** start Exercise material **

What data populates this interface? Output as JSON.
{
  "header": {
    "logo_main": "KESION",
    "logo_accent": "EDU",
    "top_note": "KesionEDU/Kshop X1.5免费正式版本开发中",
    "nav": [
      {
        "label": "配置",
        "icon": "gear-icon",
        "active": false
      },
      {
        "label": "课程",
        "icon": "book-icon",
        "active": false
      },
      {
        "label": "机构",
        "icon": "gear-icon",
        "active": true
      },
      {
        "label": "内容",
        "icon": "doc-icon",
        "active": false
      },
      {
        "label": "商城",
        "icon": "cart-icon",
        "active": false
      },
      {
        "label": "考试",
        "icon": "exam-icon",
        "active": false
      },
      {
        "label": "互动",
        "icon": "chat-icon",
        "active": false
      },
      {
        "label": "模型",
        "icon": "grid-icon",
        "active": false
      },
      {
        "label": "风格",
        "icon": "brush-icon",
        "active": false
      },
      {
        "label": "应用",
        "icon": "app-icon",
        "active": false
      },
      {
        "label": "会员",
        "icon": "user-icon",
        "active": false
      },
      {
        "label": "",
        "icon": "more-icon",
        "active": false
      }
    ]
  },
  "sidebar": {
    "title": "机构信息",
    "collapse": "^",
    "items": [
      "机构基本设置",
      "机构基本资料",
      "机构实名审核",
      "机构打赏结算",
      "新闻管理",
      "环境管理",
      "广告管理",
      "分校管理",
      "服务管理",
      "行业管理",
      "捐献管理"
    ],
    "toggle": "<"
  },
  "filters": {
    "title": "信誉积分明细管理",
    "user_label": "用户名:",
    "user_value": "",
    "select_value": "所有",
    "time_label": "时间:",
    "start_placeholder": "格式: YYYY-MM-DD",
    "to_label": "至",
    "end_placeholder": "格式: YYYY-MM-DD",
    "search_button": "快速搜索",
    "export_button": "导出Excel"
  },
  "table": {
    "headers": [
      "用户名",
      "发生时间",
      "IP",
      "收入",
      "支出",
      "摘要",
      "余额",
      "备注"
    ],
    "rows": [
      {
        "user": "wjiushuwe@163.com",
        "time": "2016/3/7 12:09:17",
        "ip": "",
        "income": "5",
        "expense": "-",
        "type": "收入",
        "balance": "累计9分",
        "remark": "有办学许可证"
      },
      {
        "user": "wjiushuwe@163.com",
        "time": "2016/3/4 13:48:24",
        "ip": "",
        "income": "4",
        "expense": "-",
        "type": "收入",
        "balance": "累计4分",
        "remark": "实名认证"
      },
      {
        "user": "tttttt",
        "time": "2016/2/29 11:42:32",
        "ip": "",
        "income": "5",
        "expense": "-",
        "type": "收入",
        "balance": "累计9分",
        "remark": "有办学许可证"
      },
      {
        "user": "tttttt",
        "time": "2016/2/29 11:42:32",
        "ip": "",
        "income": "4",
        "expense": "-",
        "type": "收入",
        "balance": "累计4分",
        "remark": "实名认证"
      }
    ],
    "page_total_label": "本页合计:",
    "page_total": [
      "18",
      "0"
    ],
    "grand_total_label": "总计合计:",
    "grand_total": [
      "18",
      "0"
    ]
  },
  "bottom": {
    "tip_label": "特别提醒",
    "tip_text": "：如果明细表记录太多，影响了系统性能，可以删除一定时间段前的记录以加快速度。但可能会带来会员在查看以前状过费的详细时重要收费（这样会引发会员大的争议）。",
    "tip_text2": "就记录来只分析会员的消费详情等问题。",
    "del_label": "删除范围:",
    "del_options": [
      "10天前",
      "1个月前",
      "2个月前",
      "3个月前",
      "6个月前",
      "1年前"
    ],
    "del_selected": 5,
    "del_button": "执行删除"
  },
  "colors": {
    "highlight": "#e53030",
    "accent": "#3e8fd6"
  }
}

** end Exercise material **
** start Exercise material **

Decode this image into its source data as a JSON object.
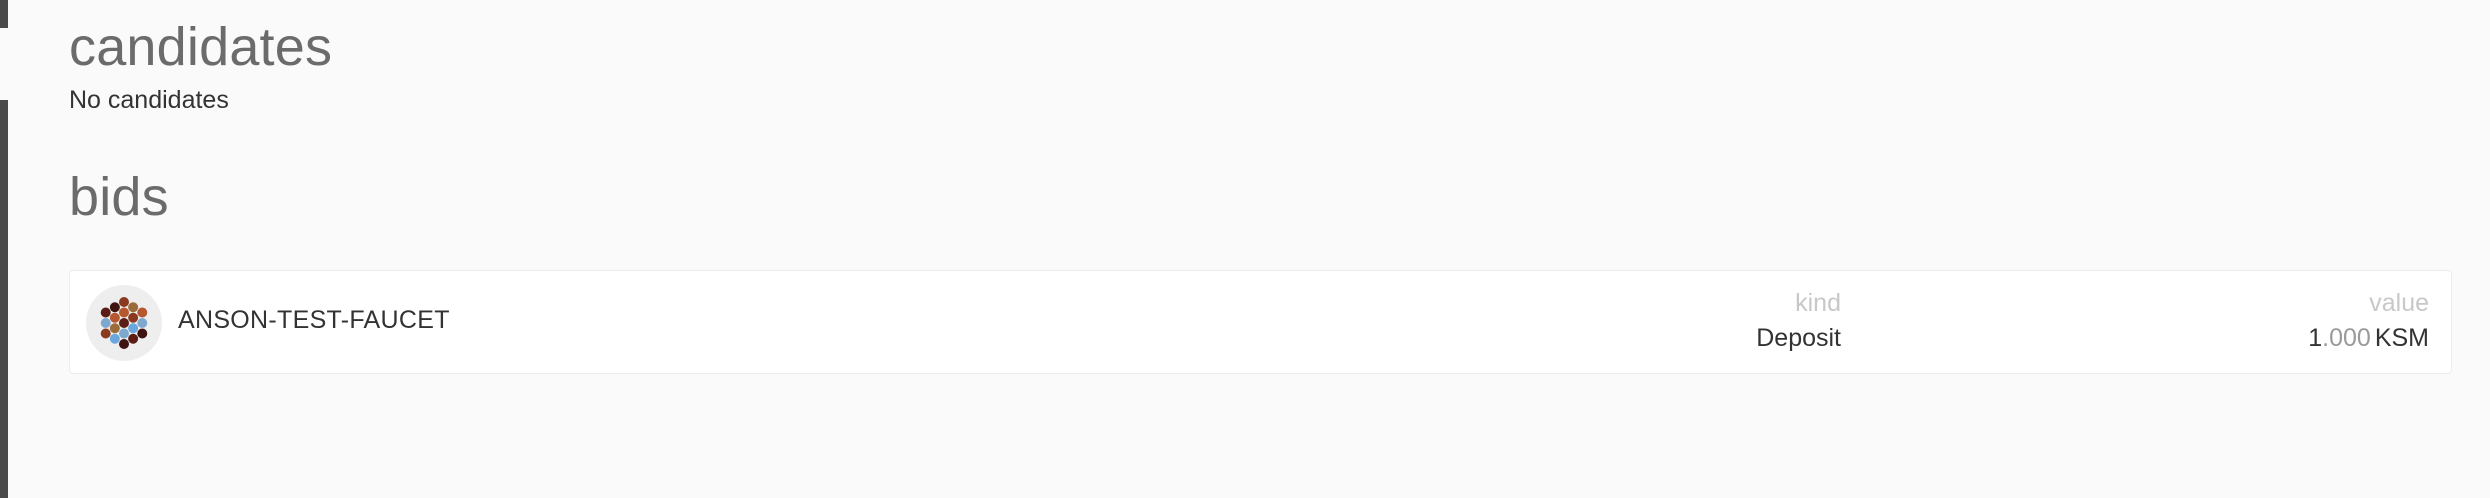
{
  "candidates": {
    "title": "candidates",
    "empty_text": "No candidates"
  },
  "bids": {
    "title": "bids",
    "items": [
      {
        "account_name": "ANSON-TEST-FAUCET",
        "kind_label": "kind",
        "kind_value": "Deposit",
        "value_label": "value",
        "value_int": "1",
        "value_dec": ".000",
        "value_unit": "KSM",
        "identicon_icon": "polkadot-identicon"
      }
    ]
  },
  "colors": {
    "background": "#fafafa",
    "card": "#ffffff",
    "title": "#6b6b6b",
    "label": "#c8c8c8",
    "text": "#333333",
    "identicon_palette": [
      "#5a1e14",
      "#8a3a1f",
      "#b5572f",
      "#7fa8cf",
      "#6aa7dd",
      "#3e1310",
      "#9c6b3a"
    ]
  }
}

** end Exercise material **

Do this: Search the lines above for the string "candidates" and copy each line that has it.

Written solution:
  "candidates": {
    "title": "candidates",
    "empty_text": "No candidates"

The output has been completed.